Collected data entries:
= = = =

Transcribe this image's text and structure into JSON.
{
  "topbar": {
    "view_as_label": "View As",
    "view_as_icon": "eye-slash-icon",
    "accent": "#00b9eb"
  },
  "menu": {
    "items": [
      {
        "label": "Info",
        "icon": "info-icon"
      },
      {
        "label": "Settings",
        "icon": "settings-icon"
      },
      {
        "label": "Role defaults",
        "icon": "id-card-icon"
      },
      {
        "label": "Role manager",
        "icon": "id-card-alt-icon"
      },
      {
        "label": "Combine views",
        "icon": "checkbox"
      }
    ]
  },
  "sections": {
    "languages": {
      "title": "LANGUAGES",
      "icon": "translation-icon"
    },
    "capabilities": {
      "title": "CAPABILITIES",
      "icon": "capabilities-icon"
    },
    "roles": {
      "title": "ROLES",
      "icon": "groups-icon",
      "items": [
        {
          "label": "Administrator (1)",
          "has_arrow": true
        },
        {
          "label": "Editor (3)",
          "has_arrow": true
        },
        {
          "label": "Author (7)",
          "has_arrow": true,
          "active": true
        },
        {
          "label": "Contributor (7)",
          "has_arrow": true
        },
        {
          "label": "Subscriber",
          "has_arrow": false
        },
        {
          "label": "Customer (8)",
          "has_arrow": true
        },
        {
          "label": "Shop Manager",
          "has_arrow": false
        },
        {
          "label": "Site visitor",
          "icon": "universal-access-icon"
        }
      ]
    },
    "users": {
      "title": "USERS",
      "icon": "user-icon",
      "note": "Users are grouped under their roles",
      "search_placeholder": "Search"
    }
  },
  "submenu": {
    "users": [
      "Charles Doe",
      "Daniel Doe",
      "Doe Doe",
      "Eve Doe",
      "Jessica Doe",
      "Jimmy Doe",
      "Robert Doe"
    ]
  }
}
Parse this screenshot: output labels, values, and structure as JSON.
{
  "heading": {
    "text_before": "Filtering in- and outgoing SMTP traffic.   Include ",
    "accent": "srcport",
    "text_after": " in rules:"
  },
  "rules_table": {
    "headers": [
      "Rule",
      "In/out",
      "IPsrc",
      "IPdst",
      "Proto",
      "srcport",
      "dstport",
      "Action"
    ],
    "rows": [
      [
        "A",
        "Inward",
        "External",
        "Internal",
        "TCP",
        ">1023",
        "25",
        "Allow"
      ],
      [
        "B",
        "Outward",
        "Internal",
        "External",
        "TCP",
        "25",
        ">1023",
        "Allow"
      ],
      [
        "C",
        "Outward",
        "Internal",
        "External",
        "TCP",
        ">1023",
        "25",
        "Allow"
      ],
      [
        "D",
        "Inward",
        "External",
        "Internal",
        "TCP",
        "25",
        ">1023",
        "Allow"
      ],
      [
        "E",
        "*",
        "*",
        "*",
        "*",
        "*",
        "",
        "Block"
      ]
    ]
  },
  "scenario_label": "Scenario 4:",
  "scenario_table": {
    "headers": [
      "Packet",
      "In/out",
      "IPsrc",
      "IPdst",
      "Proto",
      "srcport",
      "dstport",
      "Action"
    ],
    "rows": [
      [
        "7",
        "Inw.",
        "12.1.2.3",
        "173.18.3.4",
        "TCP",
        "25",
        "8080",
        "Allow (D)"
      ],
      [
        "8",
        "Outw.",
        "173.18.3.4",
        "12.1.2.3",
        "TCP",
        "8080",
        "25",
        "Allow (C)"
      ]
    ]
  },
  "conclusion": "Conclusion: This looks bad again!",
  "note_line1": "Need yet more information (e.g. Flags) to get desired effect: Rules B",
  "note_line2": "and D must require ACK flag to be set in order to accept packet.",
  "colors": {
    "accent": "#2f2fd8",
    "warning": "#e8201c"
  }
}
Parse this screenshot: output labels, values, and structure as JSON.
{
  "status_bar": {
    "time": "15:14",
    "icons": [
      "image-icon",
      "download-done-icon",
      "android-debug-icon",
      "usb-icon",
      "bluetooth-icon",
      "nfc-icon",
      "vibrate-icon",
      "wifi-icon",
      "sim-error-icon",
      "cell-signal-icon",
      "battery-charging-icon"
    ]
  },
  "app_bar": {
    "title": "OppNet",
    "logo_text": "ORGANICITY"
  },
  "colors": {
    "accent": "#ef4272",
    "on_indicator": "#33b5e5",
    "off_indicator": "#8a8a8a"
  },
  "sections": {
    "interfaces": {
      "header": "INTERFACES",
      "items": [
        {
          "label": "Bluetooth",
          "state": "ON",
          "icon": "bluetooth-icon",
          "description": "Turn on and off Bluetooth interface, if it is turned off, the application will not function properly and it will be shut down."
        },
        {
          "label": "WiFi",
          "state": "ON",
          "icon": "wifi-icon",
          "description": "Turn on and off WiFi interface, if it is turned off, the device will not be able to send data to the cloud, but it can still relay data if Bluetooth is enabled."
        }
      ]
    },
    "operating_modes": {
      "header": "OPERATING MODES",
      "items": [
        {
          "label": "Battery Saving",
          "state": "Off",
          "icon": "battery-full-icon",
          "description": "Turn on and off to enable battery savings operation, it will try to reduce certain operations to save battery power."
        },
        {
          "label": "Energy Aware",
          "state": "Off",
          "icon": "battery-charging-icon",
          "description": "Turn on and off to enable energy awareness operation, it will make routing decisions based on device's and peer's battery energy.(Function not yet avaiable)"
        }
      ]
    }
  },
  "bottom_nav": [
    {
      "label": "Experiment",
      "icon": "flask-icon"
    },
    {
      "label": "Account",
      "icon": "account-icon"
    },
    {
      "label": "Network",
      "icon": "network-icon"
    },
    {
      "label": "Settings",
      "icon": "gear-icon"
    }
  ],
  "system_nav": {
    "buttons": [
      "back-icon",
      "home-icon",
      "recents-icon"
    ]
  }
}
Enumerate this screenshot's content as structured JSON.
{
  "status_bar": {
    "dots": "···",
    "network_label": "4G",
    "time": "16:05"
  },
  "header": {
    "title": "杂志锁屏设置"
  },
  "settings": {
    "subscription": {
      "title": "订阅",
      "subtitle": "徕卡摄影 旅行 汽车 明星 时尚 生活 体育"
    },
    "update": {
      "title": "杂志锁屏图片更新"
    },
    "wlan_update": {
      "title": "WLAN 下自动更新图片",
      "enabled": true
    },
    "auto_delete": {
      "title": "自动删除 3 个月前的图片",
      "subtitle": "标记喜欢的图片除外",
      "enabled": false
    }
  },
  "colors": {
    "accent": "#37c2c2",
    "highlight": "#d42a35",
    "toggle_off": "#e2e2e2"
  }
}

= = = =

#### OBJECTIVE
Output only the lines from the one holding "Enumerate this screenshot's" through the last line above, exactly as they appear.

#### EXERCISE RESULT
Enumerate this screenshot's content as structured JSON.
{
  "status_bar": {
    "dots": "···",
    "network_label": "4G",
    "time": "16:05"
  },
  "header": {
    "title": "杂志锁屏设置"
  },
  "settings": {
    "subscription": {
      "title": "订阅",
      "subtitle": "徕卡摄影 旅行 汽车 明星 时尚 生活 体育"
    },
    "update": {
      "title": "杂志锁屏图片更新"
    },
    "wlan_update": {
      "title": "WLAN 下自动更新图片",
      "enabled": true
    },
    "auto_delete": {
      "title": "自动删除 3 个月前的图片",
      "subtitle": "标记喜欢的图片除外",
      "enabled": false
    }
  },
  "colors": {
    "accent": "#37c2c2",
    "highlight": "#d42a35",
    "toggle_off": "#e2e2e2"
  }
}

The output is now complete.